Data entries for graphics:

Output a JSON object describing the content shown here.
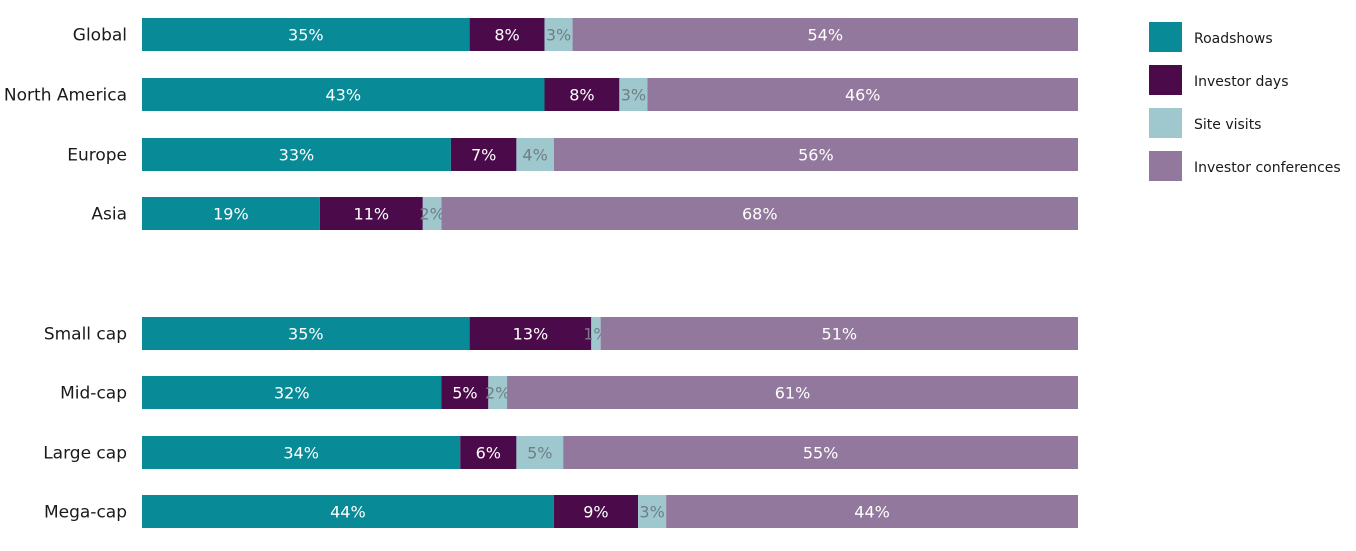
{
  "chart_data": {
    "type": "bar",
    "orientation": "horizontal",
    "stacked": true,
    "title": "",
    "xlabel": "",
    "ylabel": "",
    "xlim": [
      0,
      100
    ],
    "grid": false,
    "legend_position": "top-right",
    "groups": [
      [
        "Global",
        "North America",
        "Europe",
        "Asia"
      ],
      [
        "Small cap",
        "Mid-cap",
        "Large cap",
        "Mega-cap"
      ]
    ],
    "categories": [
      "Global",
      "North America",
      "Europe",
      "Asia",
      "Small cap",
      "Mid-cap",
      "Large cap",
      "Mega-cap"
    ],
    "series": [
      {
        "name": "Roadshows",
        "color": "#088b96",
        "label_color": "#ffffff",
        "values": [
          35,
          43,
          33,
          19,
          35,
          32,
          34,
          44
        ],
        "labels": [
          "35%",
          "43%",
          "33%",
          "19%",
          "35%",
          "32%",
          "34%",
          "44%"
        ]
      },
      {
        "name": "Investor days",
        "color": "#4b0a4a",
        "label_color": "#ffffff",
        "values": [
          8,
          8,
          7,
          11,
          13,
          5,
          6,
          9
        ],
        "labels": [
          "8%",
          "8%",
          "7%",
          "11%",
          "13%",
          "5%",
          "6%",
          "9%"
        ]
      },
      {
        "name": "Site visits",
        "color": "#9fc7ce",
        "label_color": "#6f7f86",
        "values": [
          3,
          3,
          4,
          2,
          1,
          2,
          5,
          3
        ],
        "labels": [
          "3%",
          "3%",
          "4%",
          "2%",
          "1%",
          "2%",
          "5%",
          "3%"
        ]
      },
      {
        "name": "Investor conferences",
        "color": "#93789d",
        "label_color": "#ffffff",
        "values": [
          54,
          46,
          56,
          68,
          51,
          61,
          55,
          44
        ],
        "labels": [
          "54%",
          "46%",
          "56%",
          "68%",
          "51%",
          "61%",
          "55%",
          "44%"
        ]
      }
    ]
  }
}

- _EXERCISE BRIEF_
Return only the number of lines in the entries that contain the string "Investor".

- _COMPLETE OUTPUT_
2